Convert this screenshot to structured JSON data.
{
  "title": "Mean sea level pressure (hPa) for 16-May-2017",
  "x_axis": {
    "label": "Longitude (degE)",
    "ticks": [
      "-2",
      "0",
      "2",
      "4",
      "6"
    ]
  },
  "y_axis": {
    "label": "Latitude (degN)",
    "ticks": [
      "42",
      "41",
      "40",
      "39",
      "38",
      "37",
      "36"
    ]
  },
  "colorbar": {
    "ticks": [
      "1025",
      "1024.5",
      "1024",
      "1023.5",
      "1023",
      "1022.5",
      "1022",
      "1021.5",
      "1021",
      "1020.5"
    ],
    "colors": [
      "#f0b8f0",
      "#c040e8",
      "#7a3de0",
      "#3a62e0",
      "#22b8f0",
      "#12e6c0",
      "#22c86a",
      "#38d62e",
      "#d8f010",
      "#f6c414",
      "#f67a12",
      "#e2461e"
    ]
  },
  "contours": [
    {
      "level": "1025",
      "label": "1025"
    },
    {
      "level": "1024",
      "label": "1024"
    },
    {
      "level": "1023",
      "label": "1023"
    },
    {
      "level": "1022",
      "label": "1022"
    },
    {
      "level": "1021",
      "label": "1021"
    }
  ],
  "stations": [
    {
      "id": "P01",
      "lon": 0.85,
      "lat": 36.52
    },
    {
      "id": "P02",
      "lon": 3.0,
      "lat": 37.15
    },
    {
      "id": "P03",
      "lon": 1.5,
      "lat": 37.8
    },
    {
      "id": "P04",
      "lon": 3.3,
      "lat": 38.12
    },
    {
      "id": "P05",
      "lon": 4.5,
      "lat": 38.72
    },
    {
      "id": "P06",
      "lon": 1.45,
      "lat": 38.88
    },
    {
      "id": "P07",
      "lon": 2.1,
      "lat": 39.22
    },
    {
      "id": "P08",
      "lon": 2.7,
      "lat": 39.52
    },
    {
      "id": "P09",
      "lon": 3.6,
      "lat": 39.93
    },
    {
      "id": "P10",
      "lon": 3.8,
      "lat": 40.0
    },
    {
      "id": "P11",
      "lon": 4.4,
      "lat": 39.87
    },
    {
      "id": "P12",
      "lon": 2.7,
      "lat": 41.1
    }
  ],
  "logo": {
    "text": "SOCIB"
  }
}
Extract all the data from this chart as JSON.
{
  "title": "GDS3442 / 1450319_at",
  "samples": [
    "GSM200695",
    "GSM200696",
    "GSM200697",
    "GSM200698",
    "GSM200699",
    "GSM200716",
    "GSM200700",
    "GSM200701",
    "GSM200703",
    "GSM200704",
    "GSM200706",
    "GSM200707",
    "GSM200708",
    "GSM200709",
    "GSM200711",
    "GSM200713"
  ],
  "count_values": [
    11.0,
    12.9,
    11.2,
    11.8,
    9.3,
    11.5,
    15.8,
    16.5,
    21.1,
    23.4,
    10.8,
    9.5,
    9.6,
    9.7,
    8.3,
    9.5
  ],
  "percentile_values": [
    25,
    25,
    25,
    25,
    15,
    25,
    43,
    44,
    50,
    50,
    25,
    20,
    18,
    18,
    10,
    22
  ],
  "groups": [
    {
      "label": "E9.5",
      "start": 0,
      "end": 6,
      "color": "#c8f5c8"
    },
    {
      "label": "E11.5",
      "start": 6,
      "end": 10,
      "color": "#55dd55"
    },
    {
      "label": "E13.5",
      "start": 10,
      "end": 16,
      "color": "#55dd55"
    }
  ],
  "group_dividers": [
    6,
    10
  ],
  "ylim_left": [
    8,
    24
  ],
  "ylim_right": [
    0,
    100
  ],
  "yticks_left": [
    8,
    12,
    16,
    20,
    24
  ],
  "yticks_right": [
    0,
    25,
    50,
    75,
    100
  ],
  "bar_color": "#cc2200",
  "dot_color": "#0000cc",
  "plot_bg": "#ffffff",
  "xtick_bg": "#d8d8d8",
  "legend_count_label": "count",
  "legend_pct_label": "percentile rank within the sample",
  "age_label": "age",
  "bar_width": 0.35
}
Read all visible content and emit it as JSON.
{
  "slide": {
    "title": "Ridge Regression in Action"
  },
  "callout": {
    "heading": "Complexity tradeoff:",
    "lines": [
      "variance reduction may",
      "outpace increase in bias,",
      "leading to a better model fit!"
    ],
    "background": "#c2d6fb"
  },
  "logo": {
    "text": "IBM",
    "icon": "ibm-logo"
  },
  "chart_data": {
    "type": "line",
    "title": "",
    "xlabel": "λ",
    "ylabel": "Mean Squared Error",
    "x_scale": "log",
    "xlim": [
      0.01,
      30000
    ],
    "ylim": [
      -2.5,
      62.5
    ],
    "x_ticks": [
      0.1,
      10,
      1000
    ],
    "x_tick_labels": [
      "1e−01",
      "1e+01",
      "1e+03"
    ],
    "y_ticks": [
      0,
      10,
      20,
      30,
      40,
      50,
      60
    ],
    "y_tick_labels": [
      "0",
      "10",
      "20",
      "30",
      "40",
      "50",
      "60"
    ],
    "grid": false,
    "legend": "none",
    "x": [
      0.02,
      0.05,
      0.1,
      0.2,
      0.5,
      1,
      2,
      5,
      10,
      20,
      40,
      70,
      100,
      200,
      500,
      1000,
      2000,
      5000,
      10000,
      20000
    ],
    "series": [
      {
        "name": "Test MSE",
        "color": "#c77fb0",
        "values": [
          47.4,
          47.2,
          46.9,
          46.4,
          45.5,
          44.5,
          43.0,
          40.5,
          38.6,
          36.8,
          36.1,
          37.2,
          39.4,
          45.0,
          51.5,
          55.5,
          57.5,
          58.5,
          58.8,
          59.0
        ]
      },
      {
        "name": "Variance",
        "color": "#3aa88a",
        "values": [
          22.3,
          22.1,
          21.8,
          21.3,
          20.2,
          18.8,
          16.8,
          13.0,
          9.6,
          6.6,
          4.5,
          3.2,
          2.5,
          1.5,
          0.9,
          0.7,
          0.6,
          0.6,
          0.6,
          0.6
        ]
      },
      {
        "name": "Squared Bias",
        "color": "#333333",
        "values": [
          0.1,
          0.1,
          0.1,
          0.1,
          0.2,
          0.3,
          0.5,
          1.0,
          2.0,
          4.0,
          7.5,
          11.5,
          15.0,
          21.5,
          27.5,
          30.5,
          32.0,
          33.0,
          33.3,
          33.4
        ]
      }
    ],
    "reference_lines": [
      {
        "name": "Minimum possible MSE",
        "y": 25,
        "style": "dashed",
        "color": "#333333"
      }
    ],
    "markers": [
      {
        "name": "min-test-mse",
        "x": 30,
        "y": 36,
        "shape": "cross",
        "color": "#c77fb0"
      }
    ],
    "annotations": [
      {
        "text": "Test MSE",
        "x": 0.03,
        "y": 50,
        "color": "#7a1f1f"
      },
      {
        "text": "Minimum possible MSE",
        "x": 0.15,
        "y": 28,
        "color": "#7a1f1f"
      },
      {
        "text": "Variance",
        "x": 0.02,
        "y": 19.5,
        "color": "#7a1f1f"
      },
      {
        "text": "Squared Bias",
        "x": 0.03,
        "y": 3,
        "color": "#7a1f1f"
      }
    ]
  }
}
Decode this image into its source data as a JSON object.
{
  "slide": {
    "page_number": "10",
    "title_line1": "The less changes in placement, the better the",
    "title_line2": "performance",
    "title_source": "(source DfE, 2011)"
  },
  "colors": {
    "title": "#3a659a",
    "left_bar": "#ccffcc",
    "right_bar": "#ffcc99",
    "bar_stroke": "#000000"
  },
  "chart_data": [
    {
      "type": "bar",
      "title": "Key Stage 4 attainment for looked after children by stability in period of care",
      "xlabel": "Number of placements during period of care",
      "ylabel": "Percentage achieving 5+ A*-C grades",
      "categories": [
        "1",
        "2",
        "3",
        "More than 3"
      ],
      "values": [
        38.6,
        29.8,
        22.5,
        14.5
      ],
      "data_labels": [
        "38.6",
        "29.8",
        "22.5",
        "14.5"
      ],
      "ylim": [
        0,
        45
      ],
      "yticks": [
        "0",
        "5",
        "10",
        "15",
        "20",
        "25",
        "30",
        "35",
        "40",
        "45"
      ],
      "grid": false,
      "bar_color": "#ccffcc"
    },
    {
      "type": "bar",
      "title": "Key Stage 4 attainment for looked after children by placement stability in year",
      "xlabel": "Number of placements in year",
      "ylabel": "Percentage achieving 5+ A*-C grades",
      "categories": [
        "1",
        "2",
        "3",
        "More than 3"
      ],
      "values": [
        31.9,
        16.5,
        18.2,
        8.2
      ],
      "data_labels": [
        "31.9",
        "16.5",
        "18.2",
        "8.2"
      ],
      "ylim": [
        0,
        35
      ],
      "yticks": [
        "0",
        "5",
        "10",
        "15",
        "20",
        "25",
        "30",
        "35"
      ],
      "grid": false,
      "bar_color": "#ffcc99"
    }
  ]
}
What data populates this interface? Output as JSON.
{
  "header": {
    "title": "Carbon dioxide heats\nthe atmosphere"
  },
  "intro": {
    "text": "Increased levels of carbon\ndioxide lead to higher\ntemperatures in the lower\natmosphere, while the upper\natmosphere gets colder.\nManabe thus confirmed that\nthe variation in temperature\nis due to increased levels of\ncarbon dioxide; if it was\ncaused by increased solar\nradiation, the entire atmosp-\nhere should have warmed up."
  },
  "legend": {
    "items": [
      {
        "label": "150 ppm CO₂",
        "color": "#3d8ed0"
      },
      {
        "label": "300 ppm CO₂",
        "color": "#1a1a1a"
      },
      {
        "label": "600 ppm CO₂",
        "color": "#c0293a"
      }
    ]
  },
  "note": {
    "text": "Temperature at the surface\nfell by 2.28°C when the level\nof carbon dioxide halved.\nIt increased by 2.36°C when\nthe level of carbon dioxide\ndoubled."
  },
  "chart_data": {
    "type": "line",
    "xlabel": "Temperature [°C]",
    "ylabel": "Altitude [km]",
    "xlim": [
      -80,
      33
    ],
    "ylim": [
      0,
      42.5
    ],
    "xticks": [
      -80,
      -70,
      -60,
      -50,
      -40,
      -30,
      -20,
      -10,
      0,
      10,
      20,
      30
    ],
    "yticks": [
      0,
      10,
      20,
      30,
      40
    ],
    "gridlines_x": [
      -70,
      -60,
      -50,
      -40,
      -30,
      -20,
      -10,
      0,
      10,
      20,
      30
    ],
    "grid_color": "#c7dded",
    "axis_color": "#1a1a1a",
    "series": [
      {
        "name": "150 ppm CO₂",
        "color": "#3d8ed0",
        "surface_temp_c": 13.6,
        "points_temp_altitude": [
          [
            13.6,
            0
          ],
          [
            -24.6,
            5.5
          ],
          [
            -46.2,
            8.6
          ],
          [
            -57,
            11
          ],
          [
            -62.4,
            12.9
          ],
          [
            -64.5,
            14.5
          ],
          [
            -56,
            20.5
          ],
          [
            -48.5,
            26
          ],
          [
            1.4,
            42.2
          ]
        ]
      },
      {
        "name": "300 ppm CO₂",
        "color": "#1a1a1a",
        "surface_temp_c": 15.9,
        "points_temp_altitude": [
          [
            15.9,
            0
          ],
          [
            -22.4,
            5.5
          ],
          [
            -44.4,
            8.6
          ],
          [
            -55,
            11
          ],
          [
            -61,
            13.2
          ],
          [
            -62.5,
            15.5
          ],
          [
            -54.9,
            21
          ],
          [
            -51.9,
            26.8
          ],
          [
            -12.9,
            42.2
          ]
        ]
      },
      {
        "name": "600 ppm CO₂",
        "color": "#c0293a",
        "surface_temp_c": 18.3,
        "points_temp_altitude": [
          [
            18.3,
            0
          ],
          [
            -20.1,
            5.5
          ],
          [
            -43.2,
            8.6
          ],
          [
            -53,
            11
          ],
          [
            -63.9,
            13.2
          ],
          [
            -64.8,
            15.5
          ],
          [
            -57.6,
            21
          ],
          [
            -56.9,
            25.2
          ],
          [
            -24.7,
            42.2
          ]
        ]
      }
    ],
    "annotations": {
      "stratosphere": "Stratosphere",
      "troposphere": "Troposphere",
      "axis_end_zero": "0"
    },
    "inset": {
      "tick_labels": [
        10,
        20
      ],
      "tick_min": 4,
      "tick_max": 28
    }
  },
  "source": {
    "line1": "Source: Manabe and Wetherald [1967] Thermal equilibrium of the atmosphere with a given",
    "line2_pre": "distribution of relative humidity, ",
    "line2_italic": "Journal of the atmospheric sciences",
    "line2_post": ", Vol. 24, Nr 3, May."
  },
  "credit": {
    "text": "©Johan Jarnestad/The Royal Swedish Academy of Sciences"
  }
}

* * * * *

### EXERCISE PROMPT
List all lines above in which the string "period" appears.

### SOLUTION
      "title": "Key Stage 4 attainment for looked after children by stability in period of care",
      "xlabel": "Number of placements during period of care",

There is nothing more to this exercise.